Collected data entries
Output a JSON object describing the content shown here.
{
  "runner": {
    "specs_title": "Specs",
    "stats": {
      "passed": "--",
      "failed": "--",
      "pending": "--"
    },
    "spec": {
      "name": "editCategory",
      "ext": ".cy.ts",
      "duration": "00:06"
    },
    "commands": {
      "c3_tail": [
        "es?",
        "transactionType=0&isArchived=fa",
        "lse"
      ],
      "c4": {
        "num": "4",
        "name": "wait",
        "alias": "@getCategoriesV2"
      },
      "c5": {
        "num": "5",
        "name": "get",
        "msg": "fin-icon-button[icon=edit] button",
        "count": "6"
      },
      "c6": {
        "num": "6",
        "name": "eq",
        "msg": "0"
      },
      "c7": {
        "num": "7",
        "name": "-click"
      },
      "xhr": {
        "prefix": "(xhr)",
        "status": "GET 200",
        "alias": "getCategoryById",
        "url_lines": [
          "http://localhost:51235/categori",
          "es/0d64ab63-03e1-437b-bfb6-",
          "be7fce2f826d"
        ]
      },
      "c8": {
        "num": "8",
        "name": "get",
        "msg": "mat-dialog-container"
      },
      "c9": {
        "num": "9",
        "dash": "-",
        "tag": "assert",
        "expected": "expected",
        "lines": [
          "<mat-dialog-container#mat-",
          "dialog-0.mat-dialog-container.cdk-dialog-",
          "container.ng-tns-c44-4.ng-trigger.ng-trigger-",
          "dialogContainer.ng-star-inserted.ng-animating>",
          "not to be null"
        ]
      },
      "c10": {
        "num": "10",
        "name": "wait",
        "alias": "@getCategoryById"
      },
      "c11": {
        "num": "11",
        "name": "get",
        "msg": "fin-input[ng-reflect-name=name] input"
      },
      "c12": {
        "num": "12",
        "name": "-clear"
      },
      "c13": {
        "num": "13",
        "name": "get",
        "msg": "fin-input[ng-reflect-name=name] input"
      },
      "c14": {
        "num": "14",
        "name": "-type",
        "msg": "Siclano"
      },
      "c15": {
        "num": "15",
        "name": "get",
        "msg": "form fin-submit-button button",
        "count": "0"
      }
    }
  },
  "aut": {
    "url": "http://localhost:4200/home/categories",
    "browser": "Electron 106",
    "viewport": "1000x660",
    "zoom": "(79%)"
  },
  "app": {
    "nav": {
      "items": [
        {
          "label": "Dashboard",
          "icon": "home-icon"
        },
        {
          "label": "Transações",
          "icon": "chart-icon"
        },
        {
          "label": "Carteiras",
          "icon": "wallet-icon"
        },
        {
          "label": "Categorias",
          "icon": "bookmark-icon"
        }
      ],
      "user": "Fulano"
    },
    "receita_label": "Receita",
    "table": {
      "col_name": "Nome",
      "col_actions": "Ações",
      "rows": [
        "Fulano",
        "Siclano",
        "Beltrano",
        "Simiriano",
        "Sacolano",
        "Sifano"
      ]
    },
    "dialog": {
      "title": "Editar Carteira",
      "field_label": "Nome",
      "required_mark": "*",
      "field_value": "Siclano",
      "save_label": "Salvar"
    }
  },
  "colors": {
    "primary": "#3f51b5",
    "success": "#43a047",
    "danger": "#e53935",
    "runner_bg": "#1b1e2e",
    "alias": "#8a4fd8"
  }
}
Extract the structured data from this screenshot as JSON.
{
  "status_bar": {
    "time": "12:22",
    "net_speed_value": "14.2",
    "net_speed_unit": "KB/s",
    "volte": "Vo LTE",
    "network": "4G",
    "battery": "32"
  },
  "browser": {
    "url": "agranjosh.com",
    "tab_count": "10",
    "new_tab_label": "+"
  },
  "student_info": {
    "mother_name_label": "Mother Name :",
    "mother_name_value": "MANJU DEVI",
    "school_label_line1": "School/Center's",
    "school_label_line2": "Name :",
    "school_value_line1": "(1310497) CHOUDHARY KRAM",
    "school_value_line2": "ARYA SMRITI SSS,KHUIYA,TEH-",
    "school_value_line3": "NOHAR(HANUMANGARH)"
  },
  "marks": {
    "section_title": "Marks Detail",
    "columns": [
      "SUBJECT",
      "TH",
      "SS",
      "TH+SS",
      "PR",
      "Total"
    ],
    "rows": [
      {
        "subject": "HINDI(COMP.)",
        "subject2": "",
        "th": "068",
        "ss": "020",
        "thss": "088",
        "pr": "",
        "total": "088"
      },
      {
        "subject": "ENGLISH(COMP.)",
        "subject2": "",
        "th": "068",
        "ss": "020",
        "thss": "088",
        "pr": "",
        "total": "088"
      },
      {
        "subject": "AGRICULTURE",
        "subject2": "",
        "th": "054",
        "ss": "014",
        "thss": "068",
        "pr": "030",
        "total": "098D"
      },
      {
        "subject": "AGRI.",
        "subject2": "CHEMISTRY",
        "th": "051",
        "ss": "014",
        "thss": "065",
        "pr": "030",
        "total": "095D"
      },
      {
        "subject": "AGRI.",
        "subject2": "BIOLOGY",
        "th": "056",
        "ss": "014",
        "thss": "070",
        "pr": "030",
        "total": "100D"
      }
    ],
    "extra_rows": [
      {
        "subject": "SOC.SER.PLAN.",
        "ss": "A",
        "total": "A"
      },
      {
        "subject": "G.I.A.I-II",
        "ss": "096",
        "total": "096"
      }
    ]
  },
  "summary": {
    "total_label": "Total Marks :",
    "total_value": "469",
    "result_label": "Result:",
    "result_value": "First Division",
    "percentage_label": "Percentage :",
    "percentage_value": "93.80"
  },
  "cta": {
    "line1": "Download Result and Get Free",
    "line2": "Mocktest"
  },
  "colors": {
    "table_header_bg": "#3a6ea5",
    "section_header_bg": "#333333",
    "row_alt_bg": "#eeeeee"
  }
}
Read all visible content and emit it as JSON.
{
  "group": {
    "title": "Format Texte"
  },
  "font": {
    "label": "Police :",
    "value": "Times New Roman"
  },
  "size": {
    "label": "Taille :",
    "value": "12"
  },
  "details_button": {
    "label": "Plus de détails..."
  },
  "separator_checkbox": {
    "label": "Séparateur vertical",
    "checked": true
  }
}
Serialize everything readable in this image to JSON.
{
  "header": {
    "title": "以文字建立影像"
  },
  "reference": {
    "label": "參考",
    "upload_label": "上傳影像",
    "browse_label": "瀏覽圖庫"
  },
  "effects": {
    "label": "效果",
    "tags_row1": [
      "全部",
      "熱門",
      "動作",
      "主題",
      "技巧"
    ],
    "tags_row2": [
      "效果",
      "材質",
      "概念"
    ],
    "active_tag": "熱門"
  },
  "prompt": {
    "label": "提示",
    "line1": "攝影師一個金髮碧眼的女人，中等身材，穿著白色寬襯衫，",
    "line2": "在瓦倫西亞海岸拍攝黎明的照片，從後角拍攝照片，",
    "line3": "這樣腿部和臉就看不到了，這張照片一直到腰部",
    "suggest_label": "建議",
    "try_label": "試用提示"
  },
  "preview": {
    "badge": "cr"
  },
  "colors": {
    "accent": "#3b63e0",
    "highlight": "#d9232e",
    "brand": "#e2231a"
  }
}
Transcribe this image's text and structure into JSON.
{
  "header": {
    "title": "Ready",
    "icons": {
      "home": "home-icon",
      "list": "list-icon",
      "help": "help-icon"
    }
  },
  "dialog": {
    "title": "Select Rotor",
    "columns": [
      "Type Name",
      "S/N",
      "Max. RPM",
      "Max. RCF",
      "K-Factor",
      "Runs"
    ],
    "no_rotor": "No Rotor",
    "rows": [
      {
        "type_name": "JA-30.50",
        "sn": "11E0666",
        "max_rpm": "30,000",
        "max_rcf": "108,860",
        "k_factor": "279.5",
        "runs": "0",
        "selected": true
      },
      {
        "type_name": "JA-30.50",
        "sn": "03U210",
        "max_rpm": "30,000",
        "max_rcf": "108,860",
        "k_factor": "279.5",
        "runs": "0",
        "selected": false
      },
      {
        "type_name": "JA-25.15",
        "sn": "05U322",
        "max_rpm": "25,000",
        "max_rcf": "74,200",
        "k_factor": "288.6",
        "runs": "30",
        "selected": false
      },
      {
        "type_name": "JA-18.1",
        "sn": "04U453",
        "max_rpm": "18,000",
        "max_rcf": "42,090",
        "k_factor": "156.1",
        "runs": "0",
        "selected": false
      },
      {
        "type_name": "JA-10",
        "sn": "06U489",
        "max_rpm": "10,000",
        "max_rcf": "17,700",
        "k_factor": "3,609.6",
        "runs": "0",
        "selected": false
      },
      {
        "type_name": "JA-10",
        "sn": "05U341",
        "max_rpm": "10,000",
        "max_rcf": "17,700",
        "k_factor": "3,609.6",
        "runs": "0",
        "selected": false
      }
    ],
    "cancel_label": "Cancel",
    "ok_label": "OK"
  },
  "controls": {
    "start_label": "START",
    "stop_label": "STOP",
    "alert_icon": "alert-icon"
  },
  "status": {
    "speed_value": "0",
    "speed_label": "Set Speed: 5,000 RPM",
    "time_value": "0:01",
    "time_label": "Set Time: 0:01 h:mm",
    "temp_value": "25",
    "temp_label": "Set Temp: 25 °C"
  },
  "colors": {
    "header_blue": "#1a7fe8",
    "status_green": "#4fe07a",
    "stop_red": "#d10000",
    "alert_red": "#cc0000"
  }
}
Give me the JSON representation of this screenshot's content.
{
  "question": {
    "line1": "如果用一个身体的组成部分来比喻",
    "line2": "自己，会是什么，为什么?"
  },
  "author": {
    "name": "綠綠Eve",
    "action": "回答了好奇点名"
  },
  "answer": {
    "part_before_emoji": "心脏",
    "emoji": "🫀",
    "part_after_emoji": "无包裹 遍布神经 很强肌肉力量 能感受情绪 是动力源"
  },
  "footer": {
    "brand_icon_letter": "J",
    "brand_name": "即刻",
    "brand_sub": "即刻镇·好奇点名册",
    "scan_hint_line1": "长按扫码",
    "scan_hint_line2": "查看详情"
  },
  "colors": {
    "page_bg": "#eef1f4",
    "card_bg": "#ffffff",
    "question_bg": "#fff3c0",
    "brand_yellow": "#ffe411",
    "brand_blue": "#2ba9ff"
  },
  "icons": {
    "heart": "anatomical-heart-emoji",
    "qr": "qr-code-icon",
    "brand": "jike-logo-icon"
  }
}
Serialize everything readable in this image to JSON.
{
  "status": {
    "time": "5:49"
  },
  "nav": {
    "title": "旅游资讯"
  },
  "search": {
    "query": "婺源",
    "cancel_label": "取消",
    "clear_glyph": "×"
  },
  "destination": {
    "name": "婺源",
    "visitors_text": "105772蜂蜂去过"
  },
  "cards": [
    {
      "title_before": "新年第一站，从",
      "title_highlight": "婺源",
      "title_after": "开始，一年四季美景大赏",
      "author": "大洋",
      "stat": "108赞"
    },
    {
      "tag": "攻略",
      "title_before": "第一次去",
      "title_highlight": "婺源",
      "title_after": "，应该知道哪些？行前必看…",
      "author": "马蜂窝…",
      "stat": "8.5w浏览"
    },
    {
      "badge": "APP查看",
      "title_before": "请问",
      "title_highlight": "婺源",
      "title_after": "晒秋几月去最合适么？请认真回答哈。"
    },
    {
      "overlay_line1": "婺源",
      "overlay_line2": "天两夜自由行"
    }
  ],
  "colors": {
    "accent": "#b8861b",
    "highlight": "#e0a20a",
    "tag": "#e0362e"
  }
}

## EXERCISE AIM
Where a line of the data holds "Rotor", show that line.

## SOLUTION TO THE EXERCISE
    "title": "Select Rotor",
    "no_rotor": "No Rotor",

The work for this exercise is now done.